What you have to do ▸
Show only lines that include "MainThread".

Data supplied ▸
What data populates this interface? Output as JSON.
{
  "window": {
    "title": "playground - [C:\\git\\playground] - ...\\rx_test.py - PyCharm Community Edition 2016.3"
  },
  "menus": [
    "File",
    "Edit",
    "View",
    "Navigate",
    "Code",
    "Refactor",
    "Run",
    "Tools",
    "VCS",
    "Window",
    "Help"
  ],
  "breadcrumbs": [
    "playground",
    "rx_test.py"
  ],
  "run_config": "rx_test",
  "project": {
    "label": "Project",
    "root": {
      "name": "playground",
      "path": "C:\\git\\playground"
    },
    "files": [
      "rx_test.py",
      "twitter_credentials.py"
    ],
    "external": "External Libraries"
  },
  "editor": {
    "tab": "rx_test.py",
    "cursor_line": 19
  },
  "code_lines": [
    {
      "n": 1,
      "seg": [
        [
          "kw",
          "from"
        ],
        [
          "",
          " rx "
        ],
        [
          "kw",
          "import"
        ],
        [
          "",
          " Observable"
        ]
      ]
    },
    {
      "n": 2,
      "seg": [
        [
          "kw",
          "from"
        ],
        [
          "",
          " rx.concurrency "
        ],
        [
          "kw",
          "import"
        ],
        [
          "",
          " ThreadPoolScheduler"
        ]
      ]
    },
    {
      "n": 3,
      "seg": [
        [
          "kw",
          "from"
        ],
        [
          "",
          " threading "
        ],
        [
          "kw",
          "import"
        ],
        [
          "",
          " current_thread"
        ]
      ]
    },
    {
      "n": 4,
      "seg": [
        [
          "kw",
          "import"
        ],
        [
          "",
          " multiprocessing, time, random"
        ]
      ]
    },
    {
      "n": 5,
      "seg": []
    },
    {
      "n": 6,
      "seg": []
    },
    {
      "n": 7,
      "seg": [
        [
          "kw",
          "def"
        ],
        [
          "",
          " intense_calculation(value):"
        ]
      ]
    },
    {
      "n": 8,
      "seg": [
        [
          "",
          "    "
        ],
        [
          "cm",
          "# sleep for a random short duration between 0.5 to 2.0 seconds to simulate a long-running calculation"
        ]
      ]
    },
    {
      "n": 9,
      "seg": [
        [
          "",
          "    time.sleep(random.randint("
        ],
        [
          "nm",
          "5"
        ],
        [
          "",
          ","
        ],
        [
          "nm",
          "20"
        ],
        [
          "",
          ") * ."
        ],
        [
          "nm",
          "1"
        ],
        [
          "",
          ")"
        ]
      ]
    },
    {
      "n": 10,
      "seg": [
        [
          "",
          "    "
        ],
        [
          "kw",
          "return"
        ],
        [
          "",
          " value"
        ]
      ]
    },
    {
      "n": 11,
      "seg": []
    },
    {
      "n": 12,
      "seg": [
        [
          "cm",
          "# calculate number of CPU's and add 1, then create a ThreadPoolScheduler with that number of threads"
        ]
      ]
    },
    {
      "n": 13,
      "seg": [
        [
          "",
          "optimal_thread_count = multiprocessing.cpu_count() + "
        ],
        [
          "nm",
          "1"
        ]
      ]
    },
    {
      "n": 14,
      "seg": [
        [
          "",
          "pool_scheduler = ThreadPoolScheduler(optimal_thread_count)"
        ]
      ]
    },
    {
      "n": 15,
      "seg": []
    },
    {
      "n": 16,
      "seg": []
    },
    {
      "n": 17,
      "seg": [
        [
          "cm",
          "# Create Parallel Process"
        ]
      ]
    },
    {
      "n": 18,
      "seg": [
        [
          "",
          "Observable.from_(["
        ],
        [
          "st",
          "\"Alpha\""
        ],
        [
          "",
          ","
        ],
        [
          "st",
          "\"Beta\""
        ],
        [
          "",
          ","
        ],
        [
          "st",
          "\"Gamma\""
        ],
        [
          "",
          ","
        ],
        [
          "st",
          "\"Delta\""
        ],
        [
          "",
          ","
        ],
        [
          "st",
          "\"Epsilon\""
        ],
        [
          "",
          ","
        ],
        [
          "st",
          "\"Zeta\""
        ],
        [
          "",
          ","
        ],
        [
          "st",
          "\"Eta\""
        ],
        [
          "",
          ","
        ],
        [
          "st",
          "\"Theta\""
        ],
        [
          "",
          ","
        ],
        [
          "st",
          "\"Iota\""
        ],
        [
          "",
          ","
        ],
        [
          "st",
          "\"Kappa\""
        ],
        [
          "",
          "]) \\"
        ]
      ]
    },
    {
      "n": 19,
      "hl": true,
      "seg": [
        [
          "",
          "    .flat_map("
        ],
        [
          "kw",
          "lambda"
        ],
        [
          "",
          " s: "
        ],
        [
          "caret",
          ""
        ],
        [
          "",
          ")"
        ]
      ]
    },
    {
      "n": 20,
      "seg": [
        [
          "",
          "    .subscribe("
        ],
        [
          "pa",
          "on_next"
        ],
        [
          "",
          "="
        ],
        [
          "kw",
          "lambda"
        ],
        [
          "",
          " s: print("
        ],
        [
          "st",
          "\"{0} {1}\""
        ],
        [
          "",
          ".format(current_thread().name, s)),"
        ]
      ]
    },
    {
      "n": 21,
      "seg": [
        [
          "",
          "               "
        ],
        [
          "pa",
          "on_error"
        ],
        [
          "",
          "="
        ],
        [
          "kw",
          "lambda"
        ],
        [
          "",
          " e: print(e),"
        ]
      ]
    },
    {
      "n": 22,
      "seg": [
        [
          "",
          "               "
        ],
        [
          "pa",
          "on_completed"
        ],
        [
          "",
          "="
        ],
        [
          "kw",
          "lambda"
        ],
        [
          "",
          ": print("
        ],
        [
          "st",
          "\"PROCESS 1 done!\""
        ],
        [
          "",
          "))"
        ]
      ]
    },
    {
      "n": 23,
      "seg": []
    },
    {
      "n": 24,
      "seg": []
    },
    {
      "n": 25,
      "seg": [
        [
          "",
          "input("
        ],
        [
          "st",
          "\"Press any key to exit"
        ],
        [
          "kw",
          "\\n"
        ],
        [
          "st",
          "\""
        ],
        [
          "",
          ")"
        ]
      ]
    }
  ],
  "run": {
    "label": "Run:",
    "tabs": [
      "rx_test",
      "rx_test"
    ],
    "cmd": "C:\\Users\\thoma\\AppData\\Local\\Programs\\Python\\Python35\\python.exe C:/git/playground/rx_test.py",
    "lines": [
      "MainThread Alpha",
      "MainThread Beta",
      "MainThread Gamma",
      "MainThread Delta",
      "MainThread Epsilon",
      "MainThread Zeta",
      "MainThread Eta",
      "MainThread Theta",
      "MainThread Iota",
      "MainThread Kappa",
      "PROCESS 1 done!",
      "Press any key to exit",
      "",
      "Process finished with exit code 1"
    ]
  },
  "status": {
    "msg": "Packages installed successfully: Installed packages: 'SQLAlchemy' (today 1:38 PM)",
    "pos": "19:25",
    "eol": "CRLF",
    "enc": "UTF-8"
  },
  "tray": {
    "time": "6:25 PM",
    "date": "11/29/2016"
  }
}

Answer in full ▸
      "MainThread Alpha",
      "MainThread Beta",
      "MainThread Gamma",
      "MainThread Delta",
      "MainThread Epsilon",
      "MainThread Zeta",
      "MainThread Eta",
      "MainThread Theta",
      "MainThread Iota",
      "MainThread Kappa",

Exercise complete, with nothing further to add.